━━ SUPPLIED RECORDS

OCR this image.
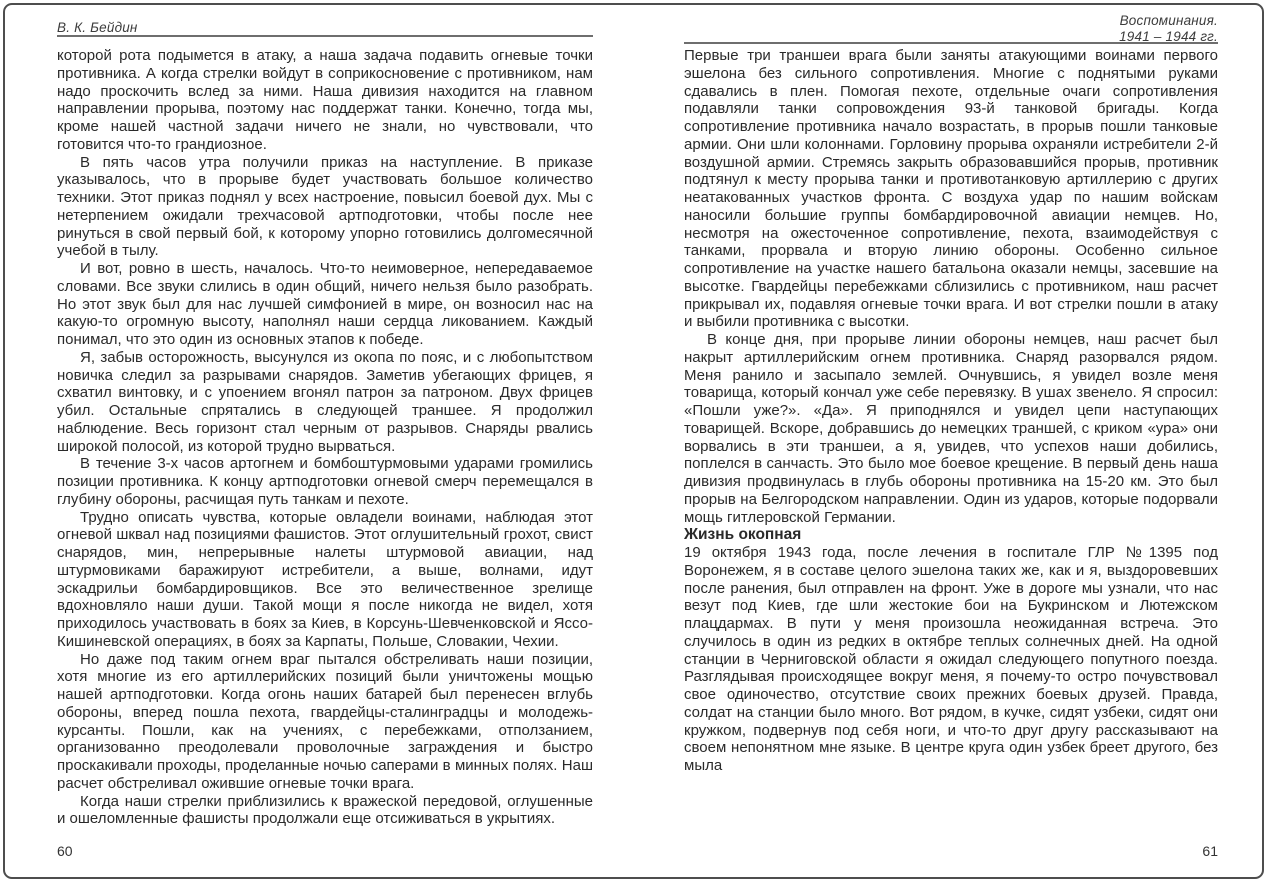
В. К. Бейдин

которой рота подымется в атаку, а наша задача подавить огневые точки противника. А когда стрелки войдут в соприкосновение с противником, нам надо проскочить вслед за ними. Наша дивизия находится на главном направлении прорыва, поэтому нас поддержат танки. Конечно, тогда мы, кроме нашей частной задачи ничего не знали, но чувствовали, что готовится что-то грандиозное.

В пять часов утра получили приказ на наступление. В приказе указывалось, что в прорыве будет участвовать большое количество техники. Этот приказ поднял у всех настроение, повысил боевой дух. Мы с нетерпением ожидали трехчасовой артподготовки, чтобы после нее ринуться в свой первый бой, к которому упорно готовились долгомесячной учебой в тылу.

И вот, ровно в шесть, началось. Что-то неимоверное, непередаваемое словами. Все звуки слились в один общий, ничего нельзя было разобрать. Но этот звук был для нас лучшей симфонией в мире, он возносил нас на какую-то огромную высоту, наполнял наши сердца ликованием. Каждый понимал, что это один из основных этапов к победе.

Я, забыв осторожность, высунулся из окопа по пояс, и с любопытством новичка следил за разрывами снарядов. Заметив убегающих фрицев, я схватил винтовку, и с упоением вгонял патрон за патроном. Двух фрицев убил. Остальные спрятались в следующей траншее. Я продолжил наблюдение. Весь горизонт стал черным от разрывов. Снаряды рвались широкой полосой, из которой трудно вырваться.

В течение 3-х часов артогнем и бомбоштурмовыми ударами громились позиции противника. К концу артподготовки огневой смерч перемещался в глубину обороны, расчищая путь танкам и пехоте.

Трудно описать чувства, которые овладели воинами, наблюдая этот огневой шквал над позициями фашистов. Этот оглушительный грохот, свист снарядов, мин, непрерывные налеты штурмовой авиации, над штурмовиками баражируют истребители, а выше, волнами, идут эскадрильи бомбардировщиков. Все это величественное зрелище вдохновляло наши души. Такой мощи я после никогда не видел, хотя приходилось участвовать в боях за Киев, в Корсунь-Шевченковской и Яссо-Кишиневской операциях, в боях за Карпаты, Польше, Словакии, Чехии.

Но даже под таким огнем враг пытался обстреливать наши позиции, хотя многие из его артиллерийских позиций были уничтожены мощью нашей артподготовки. Когда огонь наших батарей был перенесен вглубь обороны, вперед пошла пехота, гвардейцы-сталинградцы и молодежь-курсанты. Пошли, как на учениях, с перебежками, отползанием, организованно преодолевали проволочные заграждения и быстро проскакивали проходы, проделанные ночью саперами в минных полях. Наш расчет обстреливал ожившие огневые точки врага.

Когда наши стрелки приблизились к вражеской передовой, оглушенные и ошеломленные фашисты продолжали еще отсиживаться в укрытиях.

60
Воспоминания.
1941 – 1944 гг.

Первые три траншеи врага были заняты атакующими воинами первого эшелона без сильного сопротивления. Многие с поднятыми руками сдавались в плен. Помогая пехоте, отдельные очаги сопротивления подавляли танки сопровождения 93-й танковой бригады. Когда сопротивление противника начало возрастать, в прорыв пошли танковые армии. Они шли колоннами. Горловину прорыва охраняли истребители 2-й воздушной армии. Стремясь закрыть образовавшийся прорыв, противник подтянул к месту прорыва танки и противотанковую артиллерию с других неатакованных участков фронта. С воздуха удар по нашим войскам наносили большие группы бомбардировочной авиации немцев. Но, несмотря на ожесточенное сопротивление, пехота, взаимодействуя с танками, прорвала и вторую линию обороны. Особенно сильное сопротивление на участке нашего батальона оказали немцы, засевшие на высотке. Гвардейцы перебежками сблизились с противником, наш расчет прикрывал их, подавляя огневые точки врага. И вот стрелки пошли в атаку и выбили противника с высотки.

В конце дня, при прорыве линии обороны немцев, наш расчет был накрыт артиллерийским огнем противника. Снаряд разорвался рядом. Меня ранило и засыпало землей. Очнувшись, я увидел возле меня товарища, который кончал уже себе перевязку. В ушах звенело. Я спросил: «Пошли уже?». «Да». Я приподнялся и увидел цепи наступающих товарищей. Вскоре, добравшись до немецких траншей, с криком «ура» они ворвались в эти траншеи, а я, увидев, что успехов наши добились, поплелся в санчасть. Это было мое боевое крещение. В первый день наша дивизия продвинулась в глубь обороны противника на 15-20 км. Это был прорыв на Белгородском направлении. Один из ударов, которые подорвали мощь гитлеровской Германии.

Жизнь окопная

19 октября 1943 года, после лечения в госпитале ГЛР №1395 под Воронежем, я в составе целого эшелона таких же, как и я, выздоровевших после ранения, был отправлен на фронт. Уже в дороге мы узнали, что нас везут под Киев, где шли жестокие бои на Букринском и Лютежском плацдармах. В пути у меня произошла неожиданная встреча. Это случилось в один из редких в октябре теплых солнечных дней. На одной станции в Черниговской области я ожидал следующего попутного поезда. Разглядывая происходящее вокруг меня, я почему-то остро почувствовал свое одиночество, отсутствие своих прежних боевых друзей. Правда, солдат на станции было много. Вот рядом, в кучке, сидят узбеки, сидят они кружком, подвернув под себя ноги, и что-то друг другу рассказывают на своем непонятном мне языке. В центре круга один узбек бреет другого, без мыла

61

━━━━

## WRITTEN TASK
Omit the pictures. Transcribe every record exactly.

## EXERCISE RESULT
OCR this image.
В. К. Бейдин

которой рота подымется в атаку, а наша задача подавить огневые точки противника. А когда стрелки войдут в соприкосновение с противником, нам надо проскочить вслед за ними. Наша дивизия находится на главном направлении прорыва, поэтому нас поддержат танки. Конечно, тогда мы, кроме нашей частной задачи ничего не знали, но чувствовали, что готовится что-то грандиозное.

В пять часов утра получили приказ на наступление. В приказе указывалось, что в прорыве будет участвовать большое количество техники. Этот приказ поднял у всех настроение, повысил боевой дух. Мы с нетерпением ожидали трехчасовой артподготовки, чтобы после нее ринуться в свой первый бой, к которому упорно готовились долгомесячной учебой в тылу.

И вот, ровно в шесть, началось. Что-то неимоверное, непередаваемое словами. Все звуки слились в один общий, ничего нельзя было разобрать. Но этот звук был для нас лучшей симфонией в мире, он возносил нас на какую-то огромную высоту, наполнял наши сердца ликованием. Каждый понимал, что это один из основных этапов к победе.

Я, забыв осторожность, высунулся из окопа по пояс, и с любопытством новичка следил за разрывами снарядов. Заметив убегающих фрицев, я схватил винтовку, и с упоением вгонял патрон за патроном. Двух фрицев убил. Остальные спрятались в следующей траншее. Я продолжил наблюдение. Весь горизонт стал черным от разрывов. Снаряды рвались широкой полосой, из которой трудно вырваться.

В течение 3-х часов артогнем и бомбоштурмовыми ударами громились позиции противника. К концу артподготовки огневой смерч перемещался в глубину обороны, расчищая путь танкам и пехоте.

Трудно описать чувства, которые овладели воинами, наблюдая этот огневой шквал над позициями фашистов. Этот оглушительный грохот, свист снарядов, мин, непрерывные налеты штурмовой авиации, над штурмовиками баражируют истребители, а выше, волнами, идут эскадрильи бомбардировщиков. Все это величественное зрелище вдохновляло наши души. Такой мощи я после никогда не видел, хотя приходилось участвовать в боях за Киев, в Корсунь-Шевченковской и Яссо-Кишиневской операциях, в боях за Карпаты, Польше, Словакии, Чехии.

Но даже под таким огнем враг пытался обстреливать наши позиции, хотя многие из его артиллерийских позиций были уничтожены мощью нашей артподготовки. Когда огонь наших батарей был перенесен вглубь обороны, вперед пошла пехота, гвардейцы-сталинградцы и молодежь-курсанты. Пошли, как на учениях, с перебежками, отползанием, организованно преодолевали проволочные заграждения и быстро проскакивали проходы, проделанные ночью саперами в минных полях. Наш расчет обстреливал ожившие огневые точки врага.

Когда наши стрелки приблизились к вражеской передовой, оглушенные и ошеломленные фашисты продолжали еще отсиживаться в укрытиях.

60
Воспоминания.
1941 – 1944 гг.

Первые три траншеи врага были заняты атакующими воинами первого эшелона без сильного сопротивления. Многие с поднятыми руками сдавались в плен. Помогая пехоте, отдельные очаги сопротивления подавляли танки сопровождения 93-й танковой бригады. Когда сопротивление противника начало возрастать, в прорыв пошли танковые армии. Они шли колоннами. Горловину прорыва охраняли истребители 2-й воздушной армии. Стремясь закрыть образовавшийся прорыв, противник подтянул к месту прорыва танки и противотанковую артиллерию с других неатакованных участков фронта. С воздуха удар по нашим войскам наносили большие группы бомбардировочной авиации немцев. Но, несмотря на ожесточенное сопротивление, пехота, взаимодействуя с танками, прорвала и вторую линию обороны. Особенно сильное сопротивление на участке нашего батальона оказали немцы, засевшие на высотке. Гвардейцы перебежками сблизились с противником, наш расчет прикрывал их, подавляя огневые точки врага. И вот стрелки пошли в атаку и выбили противника с высотки.

В конце дня, при прорыве линии обороны немцев, наш расчет был накрыт артиллерийским огнем противника. Снаряд разорвался рядом. Меня ранило и засыпало землей. Очнувшись, я увидел возле меня товарища, который кончал уже себе перевязку. В ушах звенело. Я спросил: «Пошли уже?». «Да». Я приподнялся и увидел цепи наступающих товарищей. Вскоре, добравшись до немецких траншей, с криком «ура» они ворвались в эти траншеи, а я, увидев, что успехов наши добились, поплелся в санчасть. Это было мое боевое крещение. В первый день наша дивизия продвинулась в глубь обороны противника на 15-20 км. Это был прорыв на Белгородском направлении. Один из ударов, которые подорвали мощь гитлеровской Германии.

Жизнь окопная

19 октября 1943 года, после лечения в госпитале ГЛР №1395 под Воронежем, я в составе целого эшелона таких же, как и я, выздоровевших после ранения, был отправлен на фронт. Уже в дороге мы узнали, что нас везут под Киев, где шли жестокие бои на Букринском и Лютежском плацдармах. В пути у меня произошла неожиданная встреча. Это случилось в один из редких в октябре теплых солнечных дней. На одной станции в Черниговской области я ожидал следующего попутного поезда. Разглядывая происходящее вокруг меня, я почему-то остро почувствовал свое одиночество, отсутствие своих прежних боевых друзей. Правда, солдат на станции было много. Вот рядом, в кучке, сидят узбеки, сидят они кружком, подвернув под себя ноги, и что-то друг другу рассказывают на своем непонятном мне языке. В центре круга один узбек бреет другого, без мыла

61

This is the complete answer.